◆ What to produce
Show each line of the data below that has the string "USER" in it.

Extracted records
━━━━━━

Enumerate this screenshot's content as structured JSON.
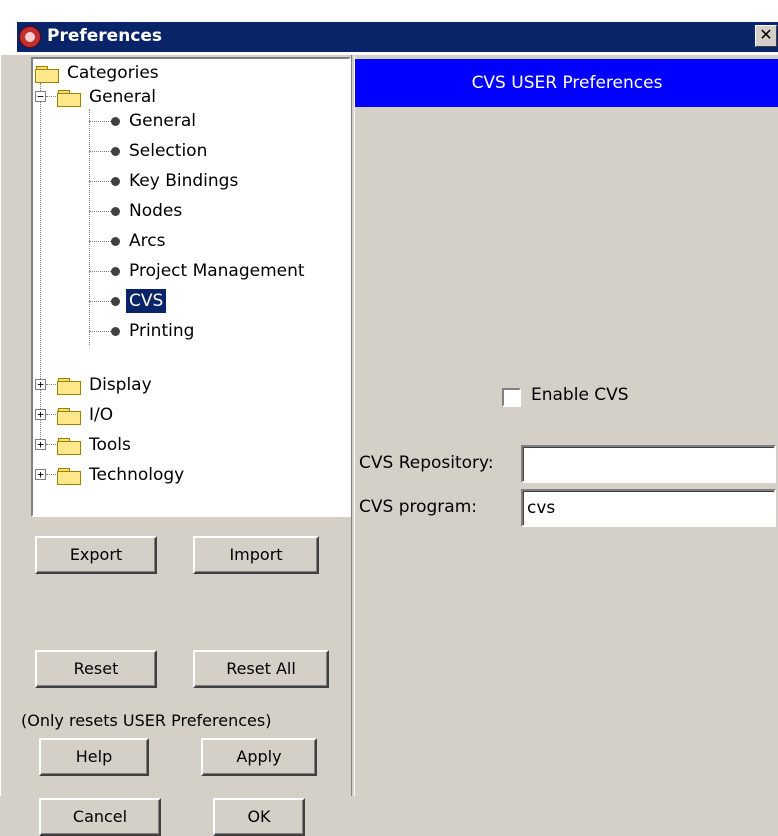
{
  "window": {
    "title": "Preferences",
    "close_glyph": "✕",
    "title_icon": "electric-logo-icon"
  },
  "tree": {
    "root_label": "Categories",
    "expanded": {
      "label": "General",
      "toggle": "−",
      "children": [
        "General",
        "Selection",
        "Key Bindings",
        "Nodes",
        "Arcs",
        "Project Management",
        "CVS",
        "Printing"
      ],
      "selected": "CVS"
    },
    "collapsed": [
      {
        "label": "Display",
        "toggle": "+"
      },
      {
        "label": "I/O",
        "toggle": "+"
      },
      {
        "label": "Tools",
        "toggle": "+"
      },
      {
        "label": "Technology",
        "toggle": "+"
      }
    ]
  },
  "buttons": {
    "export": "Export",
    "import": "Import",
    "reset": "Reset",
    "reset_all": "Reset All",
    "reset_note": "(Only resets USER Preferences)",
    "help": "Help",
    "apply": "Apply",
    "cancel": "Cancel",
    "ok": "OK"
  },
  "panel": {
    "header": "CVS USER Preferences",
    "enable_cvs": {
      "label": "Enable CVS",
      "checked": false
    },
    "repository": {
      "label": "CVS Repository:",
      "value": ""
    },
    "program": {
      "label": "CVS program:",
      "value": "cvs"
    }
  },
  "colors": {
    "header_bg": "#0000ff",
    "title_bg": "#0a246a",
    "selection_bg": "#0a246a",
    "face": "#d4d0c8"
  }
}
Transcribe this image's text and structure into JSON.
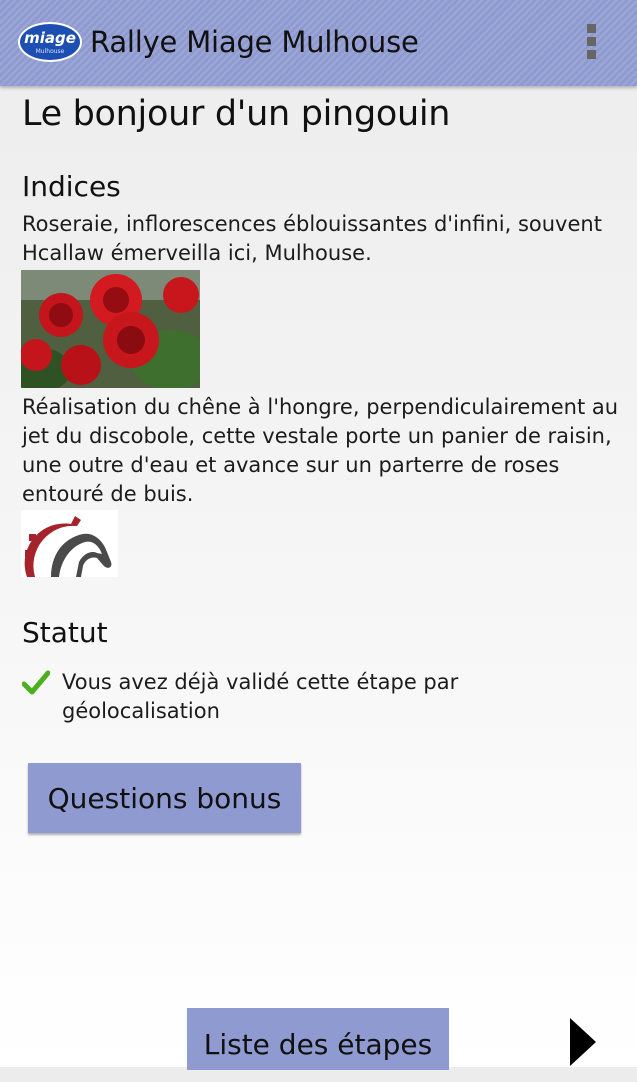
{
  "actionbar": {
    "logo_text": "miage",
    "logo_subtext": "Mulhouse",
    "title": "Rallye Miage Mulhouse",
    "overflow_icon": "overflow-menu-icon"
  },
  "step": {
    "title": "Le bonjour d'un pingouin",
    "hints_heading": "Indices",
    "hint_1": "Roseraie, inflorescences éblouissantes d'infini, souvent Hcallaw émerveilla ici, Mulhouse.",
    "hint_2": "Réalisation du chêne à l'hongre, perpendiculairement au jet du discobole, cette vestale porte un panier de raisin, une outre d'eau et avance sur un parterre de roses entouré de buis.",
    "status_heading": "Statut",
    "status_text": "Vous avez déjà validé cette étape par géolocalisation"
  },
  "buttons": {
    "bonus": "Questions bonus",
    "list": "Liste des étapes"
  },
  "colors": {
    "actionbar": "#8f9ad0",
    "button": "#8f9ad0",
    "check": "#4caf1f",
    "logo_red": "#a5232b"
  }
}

━━━━━━

◆ Complete response
    "reset_note": "(Only resets USER Preferences)",
    "header": "CVS USER Preferences",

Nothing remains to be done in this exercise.